> _GIVEN EXERCISE_: Repeat every line below exactly as it reads.

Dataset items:
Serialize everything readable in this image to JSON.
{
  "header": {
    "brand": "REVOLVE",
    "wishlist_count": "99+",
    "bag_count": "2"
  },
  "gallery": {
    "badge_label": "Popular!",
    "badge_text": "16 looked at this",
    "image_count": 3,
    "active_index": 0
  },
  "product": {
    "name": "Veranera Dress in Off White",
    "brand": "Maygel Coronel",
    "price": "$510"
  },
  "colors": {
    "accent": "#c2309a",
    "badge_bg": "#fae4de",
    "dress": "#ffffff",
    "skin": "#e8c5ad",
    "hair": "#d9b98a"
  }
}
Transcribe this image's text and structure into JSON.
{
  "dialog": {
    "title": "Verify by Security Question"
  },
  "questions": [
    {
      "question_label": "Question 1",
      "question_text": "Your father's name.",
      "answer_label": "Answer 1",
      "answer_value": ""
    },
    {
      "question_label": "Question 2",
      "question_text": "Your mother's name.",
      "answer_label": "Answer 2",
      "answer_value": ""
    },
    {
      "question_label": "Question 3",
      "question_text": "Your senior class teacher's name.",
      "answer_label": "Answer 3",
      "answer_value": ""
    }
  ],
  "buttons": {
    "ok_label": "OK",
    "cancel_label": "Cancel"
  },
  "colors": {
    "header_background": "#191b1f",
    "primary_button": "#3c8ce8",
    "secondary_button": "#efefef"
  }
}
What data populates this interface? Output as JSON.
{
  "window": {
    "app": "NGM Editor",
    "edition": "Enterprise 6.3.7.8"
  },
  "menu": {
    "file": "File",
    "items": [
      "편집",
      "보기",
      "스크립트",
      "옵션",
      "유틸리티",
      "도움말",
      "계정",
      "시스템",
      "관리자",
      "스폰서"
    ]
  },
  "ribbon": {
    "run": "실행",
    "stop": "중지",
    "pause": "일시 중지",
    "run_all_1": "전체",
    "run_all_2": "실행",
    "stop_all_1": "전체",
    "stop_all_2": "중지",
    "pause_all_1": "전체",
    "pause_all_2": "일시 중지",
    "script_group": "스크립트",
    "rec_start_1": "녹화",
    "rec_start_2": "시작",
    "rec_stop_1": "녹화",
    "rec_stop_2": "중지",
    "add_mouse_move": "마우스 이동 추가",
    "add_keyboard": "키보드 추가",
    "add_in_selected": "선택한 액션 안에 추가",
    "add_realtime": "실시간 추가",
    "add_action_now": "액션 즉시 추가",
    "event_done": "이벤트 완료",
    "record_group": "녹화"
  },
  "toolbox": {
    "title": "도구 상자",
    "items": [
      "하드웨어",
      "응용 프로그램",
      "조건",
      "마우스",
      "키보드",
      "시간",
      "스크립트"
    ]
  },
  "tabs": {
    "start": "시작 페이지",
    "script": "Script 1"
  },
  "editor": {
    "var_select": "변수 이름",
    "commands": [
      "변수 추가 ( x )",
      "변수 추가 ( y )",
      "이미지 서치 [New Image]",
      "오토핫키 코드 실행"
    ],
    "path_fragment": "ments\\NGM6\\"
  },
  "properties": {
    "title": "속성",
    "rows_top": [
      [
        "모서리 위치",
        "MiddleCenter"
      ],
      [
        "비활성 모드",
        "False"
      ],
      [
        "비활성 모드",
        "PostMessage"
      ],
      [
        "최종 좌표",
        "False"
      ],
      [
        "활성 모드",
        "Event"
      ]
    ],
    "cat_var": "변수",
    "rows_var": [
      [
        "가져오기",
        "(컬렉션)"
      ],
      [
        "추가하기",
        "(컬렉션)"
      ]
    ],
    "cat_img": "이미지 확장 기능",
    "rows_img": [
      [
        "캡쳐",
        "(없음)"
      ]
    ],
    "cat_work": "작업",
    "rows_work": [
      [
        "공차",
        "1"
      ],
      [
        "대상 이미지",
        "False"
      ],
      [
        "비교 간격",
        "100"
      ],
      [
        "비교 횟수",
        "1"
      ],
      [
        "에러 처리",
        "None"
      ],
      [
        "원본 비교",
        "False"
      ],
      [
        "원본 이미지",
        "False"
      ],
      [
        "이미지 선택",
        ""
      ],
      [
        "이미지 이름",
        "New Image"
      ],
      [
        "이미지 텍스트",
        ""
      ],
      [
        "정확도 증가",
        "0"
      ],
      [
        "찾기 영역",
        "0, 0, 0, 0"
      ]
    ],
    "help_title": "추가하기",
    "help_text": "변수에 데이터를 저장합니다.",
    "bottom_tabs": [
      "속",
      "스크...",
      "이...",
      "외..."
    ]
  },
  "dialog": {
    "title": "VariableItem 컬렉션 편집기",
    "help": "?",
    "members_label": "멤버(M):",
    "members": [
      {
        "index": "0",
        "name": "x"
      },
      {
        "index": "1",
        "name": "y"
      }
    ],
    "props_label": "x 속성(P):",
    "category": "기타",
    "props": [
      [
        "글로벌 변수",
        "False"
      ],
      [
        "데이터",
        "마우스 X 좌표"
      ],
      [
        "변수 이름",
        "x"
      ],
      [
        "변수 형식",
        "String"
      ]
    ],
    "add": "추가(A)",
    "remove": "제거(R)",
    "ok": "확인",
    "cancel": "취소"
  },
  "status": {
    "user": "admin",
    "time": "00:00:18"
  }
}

> _CORRECT RESPONSE_:
Serialize everything readable in this image to JSON.
{
  "header": {
    "brand": "REVOLVE",
    "wishlist_count": "99+",
    "bag_count": "2"
  },
  "gallery": {
    "badge_label": "Popular!",
    "badge_text": "16 looked at this",
    "image_count": 3,
    "active_index": 0
  },
  "product": {
    "name": "Veranera Dress in Off White",
    "brand": "Maygel Coronel",
    "price": "$510"
  },
  "colors": {
    "accent": "#c2309a",
    "badge_bg": "#fae4de",
    "dress": "#ffffff",
    "skin": "#e8c5ad",
    "hair": "#d9b98a"
  }
}
Transcribe this image's text and structure into JSON.
{
  "dialog": {
    "title": "Verify by Security Question"
  },
  "questions": [
    {
      "question_label": "Question 1",
      "question_text": "Your father's name.",
      "answer_label": "Answer 1",
      "answer_value": ""
    },
    {
      "question_label": "Question 2",
      "question_text": "Your mother's name.",
      "answer_label": "Answer 2",
      "answer_value": ""
    },
    {
      "question_label": "Question 3",
      "question_text": "Your senior class teacher's name.",
      "answer_label": "Answer 3",
      "answer_value": ""
    }
  ],
  "buttons": {
    "ok_label": "OK",
    "cancel_label": "Cancel"
  },
  "colors": {
    "header_background": "#191b1f",
    "primary_button": "#3c8ce8",
    "secondary_button": "#efefef"
  }
}
What data populates this interface? Output as JSON.
{
  "window": {
    "app": "NGM Editor",
    "edition": "Enterprise 6.3.7.8"
  },
  "menu": {
    "file": "File",
    "items": [
      "편집",
      "보기",
      "스크립트",
      "옵션",
      "유틸리티",
      "도움말",
      "계정",
      "시스템",
      "관리자",
      "스폰서"
    ]
  },
  "ribbon": {
    "run": "실행",
    "stop": "중지",
    "pause": "일시 중지",
    "run_all_1": "전체",
    "run_all_2": "실행",
    "stop_all_1": "전체",
    "stop_all_2": "중지",
    "pause_all_1": "전체",
    "pause_all_2": "일시 중지",
    "script_group": "스크립트",
    "rec_start_1": "녹화",
    "rec_start_2": "시작",
    "rec_stop_1": "녹화",
    "rec_stop_2": "중지",
    "add_mouse_move": "마우스 이동 추가",
    "add_keyboard": "키보드 추가",
    "add_in_selected": "선택한 액션 안에 추가",
    "add_realtime": "실시간 추가",
    "add_action_now": "액션 즉시 추가",
    "event_done": "이벤트 완료",
    "record_group": "녹화"
  },
  "toolbox": {
    "title": "도구 상자",
    "items": [
      "하드웨어",
      "응용 프로그램",
      "조건",
      "마우스",
      "키보드",
      "시간",
      "스크립트"
    ]
  },
  "tabs": {
    "start": "시작 페이지",
    "script": "Script 1"
  },
  "editor": {
    "var_select": "변수 이름",
    "commands": [
      "변수 추가 ( x )",
      "변수 추가 ( y )",
      "이미지 서치 [New Image]",
      "오토핫키 코드 실행"
    ],
    "path_fragment": "ments\\NGM6\\"
  },
  "properties": {
    "title": "속성",
    "rows_top": [
      [
        "모서리 위치",
        "MiddleCenter"
      ],
      [
        "비활성 모드",
        "False"
      ],
      [
        "비활성 모드",
        "PostMessage"
      ],
      [
        "최종 좌표",
        "False"
      ],
      [
        "활성 모드",
        "Event"
      ]
    ],
    "cat_var": "변수",
    "rows_var": [
      [
        "가져오기",
        "(컬렉션)"
      ],
      [
        "추가하기",
        "(컬렉션)"
      ]
    ],
    "cat_img": "이미지 확장 기능",
    "rows_img": [
      [
        "캡쳐",
        "(없음)"
      ]
    ],
    "cat_work": "작업",
    "rows_work": [
      [
        "공차",
        "1"
      ],
      [
        "대상 이미지",
        "False"
      ],
      [
        "비교 간격",
        "100"
      ],
      [
        "비교 횟수",
        "1"
      ],
      [
        "에러 처리",
        "None"
      ],
      [
        "원본 비교",
        "False"
      ],
      [
        "원본 이미지",
        "False"
      ],
      [
        "이미지 선택",
        ""
      ],
      [
        "이미지 이름",
        "New Image"
      ],
      [
        "이미지 텍스트",
        ""
      ],
      [
        "정확도 증가",
        "0"
      ],
      [
        "찾기 영역",
        "0, 0, 0, 0"
      ]
    ],
    "help_title": "추가하기",
    "help_text": "변수에 데이터를 저장합니다.",
    "bottom_tabs": [
      "속",
      "스크...",
      "이...",
      "외..."
    ]
  },
  "dialog": {
    "title": "VariableItem 컬렉션 편집기",
    "help": "?",
    "members_label": "멤버(M):",
    "members": [
      {
        "index": "0",
        "name": "x"
      },
      {
        "index": "1",
        "name": "y"
      }
    ],
    "props_label": "x 속성(P):",
    "category": "기타",
    "props": [
      [
        "글로벌 변수",
        "False"
      ],
      [
        "데이터",
        "마우스 X 좌표"
      ],
      [
        "변수 이름",
        "x"
      ],
      [
        "변수 형식",
        "String"
      ]
    ],
    "add": "추가(A)",
    "remove": "제거(R)",
    "ok": "확인",
    "cancel": "취소"
  },
  "status": {
    "user": "admin",
    "time": "00:00:18"
  }
}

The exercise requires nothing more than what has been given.